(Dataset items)
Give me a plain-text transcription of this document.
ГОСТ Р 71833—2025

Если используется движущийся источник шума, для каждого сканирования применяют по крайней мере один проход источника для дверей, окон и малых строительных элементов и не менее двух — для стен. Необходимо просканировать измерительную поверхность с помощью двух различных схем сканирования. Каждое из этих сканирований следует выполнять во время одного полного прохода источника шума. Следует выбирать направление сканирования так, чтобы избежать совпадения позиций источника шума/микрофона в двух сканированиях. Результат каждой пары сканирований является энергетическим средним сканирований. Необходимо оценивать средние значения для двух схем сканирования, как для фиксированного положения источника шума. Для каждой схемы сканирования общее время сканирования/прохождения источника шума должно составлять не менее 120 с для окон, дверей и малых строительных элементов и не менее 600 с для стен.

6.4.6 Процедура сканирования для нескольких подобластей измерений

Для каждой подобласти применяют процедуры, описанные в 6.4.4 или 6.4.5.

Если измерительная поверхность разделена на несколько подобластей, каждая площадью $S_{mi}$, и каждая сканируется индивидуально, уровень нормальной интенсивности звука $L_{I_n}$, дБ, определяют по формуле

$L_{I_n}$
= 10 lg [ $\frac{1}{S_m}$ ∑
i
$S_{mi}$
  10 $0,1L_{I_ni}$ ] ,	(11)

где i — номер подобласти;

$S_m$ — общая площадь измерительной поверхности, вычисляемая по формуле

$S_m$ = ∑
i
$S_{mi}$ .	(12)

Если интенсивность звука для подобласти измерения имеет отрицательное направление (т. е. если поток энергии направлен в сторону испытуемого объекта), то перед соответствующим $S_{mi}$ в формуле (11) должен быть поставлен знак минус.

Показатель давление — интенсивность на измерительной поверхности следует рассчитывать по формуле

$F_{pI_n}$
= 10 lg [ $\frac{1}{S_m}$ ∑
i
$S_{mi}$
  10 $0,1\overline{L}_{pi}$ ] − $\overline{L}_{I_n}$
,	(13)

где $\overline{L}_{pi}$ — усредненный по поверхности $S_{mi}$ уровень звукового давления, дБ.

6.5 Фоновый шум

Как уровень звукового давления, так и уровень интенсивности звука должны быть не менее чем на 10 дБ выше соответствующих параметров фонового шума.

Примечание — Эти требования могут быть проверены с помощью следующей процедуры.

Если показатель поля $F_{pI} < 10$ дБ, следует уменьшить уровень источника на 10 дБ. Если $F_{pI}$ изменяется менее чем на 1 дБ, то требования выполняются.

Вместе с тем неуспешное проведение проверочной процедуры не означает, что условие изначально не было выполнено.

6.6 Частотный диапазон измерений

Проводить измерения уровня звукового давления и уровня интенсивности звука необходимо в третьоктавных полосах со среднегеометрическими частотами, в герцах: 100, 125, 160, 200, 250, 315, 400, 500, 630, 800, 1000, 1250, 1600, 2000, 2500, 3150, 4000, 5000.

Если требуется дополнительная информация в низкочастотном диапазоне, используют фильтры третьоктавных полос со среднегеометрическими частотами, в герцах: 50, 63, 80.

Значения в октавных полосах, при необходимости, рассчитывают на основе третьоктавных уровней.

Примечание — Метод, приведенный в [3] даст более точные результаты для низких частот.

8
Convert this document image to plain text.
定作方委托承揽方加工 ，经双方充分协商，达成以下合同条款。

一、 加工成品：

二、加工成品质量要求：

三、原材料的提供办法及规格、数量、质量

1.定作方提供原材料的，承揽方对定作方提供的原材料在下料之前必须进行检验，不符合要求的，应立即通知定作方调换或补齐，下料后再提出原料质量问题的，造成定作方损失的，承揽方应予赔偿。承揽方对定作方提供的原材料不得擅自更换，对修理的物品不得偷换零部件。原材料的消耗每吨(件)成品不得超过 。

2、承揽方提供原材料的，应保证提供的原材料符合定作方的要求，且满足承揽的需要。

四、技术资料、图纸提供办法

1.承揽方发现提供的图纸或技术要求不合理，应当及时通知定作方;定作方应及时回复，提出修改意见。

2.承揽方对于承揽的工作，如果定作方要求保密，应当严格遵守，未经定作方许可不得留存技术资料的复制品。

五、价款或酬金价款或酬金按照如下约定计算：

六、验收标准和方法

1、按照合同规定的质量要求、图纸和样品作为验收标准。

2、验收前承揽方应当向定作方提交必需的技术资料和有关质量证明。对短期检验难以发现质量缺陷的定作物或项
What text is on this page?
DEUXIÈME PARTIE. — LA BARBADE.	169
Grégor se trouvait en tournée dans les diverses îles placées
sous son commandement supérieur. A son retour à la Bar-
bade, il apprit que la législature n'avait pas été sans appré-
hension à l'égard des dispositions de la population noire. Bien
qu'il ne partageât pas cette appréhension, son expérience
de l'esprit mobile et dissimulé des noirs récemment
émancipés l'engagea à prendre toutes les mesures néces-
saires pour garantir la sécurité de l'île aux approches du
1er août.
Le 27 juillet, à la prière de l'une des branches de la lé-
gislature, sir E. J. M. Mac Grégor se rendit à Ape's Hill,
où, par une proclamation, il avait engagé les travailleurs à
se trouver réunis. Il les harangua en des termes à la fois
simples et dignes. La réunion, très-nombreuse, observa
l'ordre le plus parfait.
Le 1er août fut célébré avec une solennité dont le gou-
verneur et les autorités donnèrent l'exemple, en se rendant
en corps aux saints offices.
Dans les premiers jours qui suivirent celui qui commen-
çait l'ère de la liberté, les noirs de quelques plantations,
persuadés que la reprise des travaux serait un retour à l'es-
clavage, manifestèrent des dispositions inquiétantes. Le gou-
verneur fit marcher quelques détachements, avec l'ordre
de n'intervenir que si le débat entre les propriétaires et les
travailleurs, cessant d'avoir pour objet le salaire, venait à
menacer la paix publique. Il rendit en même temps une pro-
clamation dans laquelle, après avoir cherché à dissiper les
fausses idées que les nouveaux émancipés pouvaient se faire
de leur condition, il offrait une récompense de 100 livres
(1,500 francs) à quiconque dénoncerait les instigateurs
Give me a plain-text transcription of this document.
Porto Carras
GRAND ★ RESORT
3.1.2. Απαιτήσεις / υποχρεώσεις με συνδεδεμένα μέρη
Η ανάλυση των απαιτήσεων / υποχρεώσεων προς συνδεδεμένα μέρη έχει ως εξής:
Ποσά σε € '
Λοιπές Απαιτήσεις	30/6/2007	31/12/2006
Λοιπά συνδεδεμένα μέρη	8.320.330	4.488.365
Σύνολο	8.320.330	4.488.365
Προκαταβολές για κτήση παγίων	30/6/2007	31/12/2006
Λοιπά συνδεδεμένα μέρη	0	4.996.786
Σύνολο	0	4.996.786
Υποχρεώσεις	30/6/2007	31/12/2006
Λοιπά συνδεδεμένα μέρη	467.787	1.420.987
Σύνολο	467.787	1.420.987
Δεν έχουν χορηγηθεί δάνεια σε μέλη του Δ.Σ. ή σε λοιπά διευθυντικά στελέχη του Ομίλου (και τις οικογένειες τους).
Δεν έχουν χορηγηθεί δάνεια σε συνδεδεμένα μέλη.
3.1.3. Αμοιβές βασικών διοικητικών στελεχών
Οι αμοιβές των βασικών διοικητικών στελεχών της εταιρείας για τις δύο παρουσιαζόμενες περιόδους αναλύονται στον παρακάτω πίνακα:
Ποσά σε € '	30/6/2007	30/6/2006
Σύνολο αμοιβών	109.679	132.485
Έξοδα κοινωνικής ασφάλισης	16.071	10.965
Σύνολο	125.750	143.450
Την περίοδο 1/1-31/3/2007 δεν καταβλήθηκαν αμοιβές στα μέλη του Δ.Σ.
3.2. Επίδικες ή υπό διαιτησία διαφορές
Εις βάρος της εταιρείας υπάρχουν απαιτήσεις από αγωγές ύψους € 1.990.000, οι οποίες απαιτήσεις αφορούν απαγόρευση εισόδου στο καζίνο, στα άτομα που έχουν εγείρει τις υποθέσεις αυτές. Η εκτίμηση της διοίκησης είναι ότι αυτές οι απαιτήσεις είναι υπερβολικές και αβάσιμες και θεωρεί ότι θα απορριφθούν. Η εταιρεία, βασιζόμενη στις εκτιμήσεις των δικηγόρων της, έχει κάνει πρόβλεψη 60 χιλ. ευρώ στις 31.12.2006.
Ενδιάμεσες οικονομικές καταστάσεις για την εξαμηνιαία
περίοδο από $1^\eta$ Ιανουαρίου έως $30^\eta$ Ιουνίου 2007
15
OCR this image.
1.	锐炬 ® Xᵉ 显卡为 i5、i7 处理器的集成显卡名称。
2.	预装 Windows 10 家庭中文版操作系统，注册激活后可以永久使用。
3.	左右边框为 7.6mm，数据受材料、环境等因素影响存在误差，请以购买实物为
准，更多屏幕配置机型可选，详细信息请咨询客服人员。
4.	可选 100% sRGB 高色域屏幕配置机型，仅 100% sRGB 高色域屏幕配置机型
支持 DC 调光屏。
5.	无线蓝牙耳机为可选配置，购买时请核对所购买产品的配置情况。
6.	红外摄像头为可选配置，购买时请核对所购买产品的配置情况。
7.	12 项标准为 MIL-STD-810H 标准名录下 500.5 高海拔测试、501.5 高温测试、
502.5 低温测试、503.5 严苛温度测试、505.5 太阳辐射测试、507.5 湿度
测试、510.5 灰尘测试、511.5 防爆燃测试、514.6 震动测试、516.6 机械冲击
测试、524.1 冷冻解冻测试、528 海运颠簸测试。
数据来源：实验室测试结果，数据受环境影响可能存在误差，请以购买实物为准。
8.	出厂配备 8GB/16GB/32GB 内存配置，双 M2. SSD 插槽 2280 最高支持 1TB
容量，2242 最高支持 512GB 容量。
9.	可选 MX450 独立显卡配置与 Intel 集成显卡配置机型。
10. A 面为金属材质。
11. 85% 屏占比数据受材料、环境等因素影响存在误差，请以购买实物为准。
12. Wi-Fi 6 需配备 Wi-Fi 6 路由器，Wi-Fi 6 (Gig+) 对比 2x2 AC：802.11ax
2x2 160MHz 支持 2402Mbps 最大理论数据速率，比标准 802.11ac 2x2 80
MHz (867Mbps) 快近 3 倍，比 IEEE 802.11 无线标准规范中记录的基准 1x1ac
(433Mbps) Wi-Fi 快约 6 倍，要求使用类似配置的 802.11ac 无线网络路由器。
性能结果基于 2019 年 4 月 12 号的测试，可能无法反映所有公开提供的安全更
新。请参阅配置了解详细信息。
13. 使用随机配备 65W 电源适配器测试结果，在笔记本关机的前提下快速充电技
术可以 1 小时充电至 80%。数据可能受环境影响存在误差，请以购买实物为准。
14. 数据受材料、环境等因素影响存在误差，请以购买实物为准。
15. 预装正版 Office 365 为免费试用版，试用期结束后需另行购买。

• **DIRECTION**
Starting from the line containing "OCR this image." and ending with the final line of the data, reproduce each line exactly as it appears, including no other lines.

• **EXPECTED OUTPUT**
OCR this image.
1.	锐炬 ® Xᵉ 显卡为 i5、i7 处理器的集成显卡名称。
2.	预装 Windows 10 家庭中文版操作系统，注册激活后可以永久使用。
3.	左右边框为 7.6mm，数据受材料、环境等因素影响存在误差，请以购买实物为
准，更多屏幕配置机型可选，详细信息请咨询客服人员。
4.	可选 100% sRGB 高色域屏幕配置机型，仅 100% sRGB 高色域屏幕配置机型
支持 DC 调光屏。
5.	无线蓝牙耳机为可选配置，购买时请核对所购买产品的配置情况。
6.	红外摄像头为可选配置，购买时请核对所购买产品的配置情况。
7.	12 项标准为 MIL-STD-810H 标准名录下 500.5 高海拔测试、501.5 高温测试、
502.5 低温测试、503.5 严苛温度测试、505.5 太阳辐射测试、507.5 湿度
测试、510.5 灰尘测试、511.5 防爆燃测试、514.6 震动测试、516.6 机械冲击
测试、524.1 冷冻解冻测试、528 海运颠簸测试。
数据来源：实验室测试结果，数据受环境影响可能存在误差，请以购买实物为准。
8.	出厂配备 8GB/16GB/32GB 内存配置，双 M2. SSD 插槽 2280 最高支持 1TB
容量，2242 最高支持 512GB 容量。
9.	可选 MX450 独立显卡配置与 Intel 集成显卡配置机型。
10. A 面为金属材质。
11. 85% 屏占比数据受材料、环境等因素影响存在误差，请以购买实物为准。
12. Wi-Fi 6 需配备 Wi-Fi 6 路由器，Wi-Fi 6 (Gig+) 对比 2x2 AC：802.11ax
2x2 160MHz 支持 2402Mbps 最大理论数据速率，比标准 802.11ac 2x2 80
MHz (867Mbps) 快近 3 倍，比 IEEE 802.11 无线标准规范中记录的基准 1x1ac
(433Mbps) Wi-Fi 快约 6 倍，要求使用类似配置的 802.11ac 无线网络路由器。
性能结果基于 2019 年 4 月 12 号的测试，可能无法反映所有公开提供的安全更
新。请参阅配置了解详细信息。
13. 使用随机配备 65W 电源适配器测试结果，在笔记本关机的前提下快速充电技
术可以 1 小时充电至 80%。数据可能受环境影响存在误差，请以购买实物为准。
14. 数据受材料、环境等因素影响存在误差，请以购买实物为准。
15. 预装正版 Office 365 为免费试用版，试用期结束后需另行购买。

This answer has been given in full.